SHORT TASK:
State how many lines of the records contain the string "ylabel", and give no other information.

(Figure data in JSON)
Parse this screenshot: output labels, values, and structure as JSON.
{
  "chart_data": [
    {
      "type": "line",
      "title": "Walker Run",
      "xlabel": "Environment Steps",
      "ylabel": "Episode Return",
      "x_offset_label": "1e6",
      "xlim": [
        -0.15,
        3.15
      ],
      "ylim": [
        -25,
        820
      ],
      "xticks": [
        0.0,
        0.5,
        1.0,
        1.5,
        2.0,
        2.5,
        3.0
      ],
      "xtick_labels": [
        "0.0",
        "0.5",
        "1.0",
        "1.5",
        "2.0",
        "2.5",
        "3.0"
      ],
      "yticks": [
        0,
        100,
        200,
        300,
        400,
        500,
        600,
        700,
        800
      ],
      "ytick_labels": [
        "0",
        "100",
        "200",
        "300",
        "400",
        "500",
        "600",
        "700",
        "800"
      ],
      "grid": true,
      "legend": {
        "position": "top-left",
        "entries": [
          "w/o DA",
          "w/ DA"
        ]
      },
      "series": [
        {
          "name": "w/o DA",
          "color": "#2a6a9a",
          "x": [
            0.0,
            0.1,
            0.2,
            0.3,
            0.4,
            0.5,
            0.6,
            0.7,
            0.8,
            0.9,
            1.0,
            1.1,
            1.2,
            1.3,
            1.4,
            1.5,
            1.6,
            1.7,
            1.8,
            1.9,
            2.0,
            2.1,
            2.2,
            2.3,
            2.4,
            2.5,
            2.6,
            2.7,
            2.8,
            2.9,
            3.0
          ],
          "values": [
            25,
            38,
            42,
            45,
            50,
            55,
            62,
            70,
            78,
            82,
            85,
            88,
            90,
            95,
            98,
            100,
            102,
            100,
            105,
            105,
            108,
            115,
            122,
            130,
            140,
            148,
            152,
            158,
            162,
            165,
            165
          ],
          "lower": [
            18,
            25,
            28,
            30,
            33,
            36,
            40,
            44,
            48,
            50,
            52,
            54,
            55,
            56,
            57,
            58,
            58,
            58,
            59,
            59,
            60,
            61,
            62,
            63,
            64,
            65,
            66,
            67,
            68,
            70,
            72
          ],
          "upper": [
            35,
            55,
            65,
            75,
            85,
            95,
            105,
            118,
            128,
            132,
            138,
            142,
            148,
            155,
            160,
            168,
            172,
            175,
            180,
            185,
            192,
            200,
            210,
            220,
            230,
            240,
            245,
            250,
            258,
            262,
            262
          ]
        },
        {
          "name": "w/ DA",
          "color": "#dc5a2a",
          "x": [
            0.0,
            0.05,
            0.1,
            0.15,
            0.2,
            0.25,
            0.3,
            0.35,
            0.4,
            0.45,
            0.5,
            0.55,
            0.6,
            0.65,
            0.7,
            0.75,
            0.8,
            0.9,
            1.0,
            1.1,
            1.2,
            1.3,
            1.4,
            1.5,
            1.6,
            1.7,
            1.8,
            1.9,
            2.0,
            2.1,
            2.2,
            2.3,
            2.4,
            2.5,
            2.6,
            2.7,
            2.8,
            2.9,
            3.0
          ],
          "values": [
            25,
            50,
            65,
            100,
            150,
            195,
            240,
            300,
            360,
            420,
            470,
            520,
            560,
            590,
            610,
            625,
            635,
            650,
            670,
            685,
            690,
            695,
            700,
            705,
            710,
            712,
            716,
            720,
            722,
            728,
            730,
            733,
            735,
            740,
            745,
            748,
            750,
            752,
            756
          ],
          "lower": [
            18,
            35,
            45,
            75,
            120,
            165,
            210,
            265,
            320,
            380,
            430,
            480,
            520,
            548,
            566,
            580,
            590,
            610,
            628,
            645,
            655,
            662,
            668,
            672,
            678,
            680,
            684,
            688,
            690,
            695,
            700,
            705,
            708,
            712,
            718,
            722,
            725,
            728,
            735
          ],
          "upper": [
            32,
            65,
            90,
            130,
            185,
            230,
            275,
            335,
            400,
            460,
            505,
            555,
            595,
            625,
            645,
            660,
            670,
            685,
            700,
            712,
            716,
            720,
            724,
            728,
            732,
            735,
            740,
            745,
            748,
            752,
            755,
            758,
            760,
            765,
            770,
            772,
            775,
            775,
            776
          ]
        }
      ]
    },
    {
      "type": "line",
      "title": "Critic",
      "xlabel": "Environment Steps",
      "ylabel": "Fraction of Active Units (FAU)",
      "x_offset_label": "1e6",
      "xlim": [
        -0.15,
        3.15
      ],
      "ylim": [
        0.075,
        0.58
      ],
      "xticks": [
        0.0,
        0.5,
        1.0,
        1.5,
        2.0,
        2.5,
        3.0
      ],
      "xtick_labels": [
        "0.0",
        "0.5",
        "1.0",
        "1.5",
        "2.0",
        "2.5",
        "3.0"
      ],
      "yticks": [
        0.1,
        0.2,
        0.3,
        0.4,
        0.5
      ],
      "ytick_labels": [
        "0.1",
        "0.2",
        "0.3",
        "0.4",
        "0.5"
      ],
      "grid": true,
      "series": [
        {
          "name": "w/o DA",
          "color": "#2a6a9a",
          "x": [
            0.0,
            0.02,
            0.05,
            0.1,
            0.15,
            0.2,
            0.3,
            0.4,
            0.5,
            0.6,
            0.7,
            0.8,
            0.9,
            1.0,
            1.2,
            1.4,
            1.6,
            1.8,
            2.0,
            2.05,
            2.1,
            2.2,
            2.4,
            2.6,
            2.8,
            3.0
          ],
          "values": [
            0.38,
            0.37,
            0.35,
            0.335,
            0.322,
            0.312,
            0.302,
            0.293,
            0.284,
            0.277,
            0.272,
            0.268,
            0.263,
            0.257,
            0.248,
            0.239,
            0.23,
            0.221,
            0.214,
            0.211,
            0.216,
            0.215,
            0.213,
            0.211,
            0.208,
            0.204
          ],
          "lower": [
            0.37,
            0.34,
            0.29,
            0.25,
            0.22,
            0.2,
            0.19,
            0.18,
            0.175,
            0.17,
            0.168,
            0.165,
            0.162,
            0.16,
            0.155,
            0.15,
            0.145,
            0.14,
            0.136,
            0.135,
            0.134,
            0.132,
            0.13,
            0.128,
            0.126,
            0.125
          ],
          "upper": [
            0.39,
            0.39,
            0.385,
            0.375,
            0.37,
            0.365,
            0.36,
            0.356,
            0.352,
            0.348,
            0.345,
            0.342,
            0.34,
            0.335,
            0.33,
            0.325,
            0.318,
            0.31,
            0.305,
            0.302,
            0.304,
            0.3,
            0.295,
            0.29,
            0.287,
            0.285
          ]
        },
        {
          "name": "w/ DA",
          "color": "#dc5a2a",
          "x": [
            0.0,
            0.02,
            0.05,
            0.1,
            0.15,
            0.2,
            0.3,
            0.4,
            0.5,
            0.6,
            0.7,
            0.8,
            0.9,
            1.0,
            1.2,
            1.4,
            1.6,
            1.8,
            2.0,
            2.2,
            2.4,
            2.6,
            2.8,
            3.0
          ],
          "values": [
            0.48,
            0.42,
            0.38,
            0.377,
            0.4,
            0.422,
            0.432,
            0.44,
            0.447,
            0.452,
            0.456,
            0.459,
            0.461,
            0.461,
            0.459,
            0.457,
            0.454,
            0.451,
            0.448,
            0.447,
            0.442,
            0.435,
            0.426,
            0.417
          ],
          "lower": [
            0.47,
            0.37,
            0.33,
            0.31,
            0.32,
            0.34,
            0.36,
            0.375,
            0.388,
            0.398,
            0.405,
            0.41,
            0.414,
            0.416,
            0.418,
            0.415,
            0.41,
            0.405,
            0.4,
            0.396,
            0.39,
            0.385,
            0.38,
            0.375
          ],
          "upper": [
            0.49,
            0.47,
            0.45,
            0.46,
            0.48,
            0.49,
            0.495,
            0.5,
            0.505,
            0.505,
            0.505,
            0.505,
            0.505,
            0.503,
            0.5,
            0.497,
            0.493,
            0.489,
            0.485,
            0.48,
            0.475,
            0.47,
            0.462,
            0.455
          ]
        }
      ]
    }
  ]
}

THE OUTPUT:
2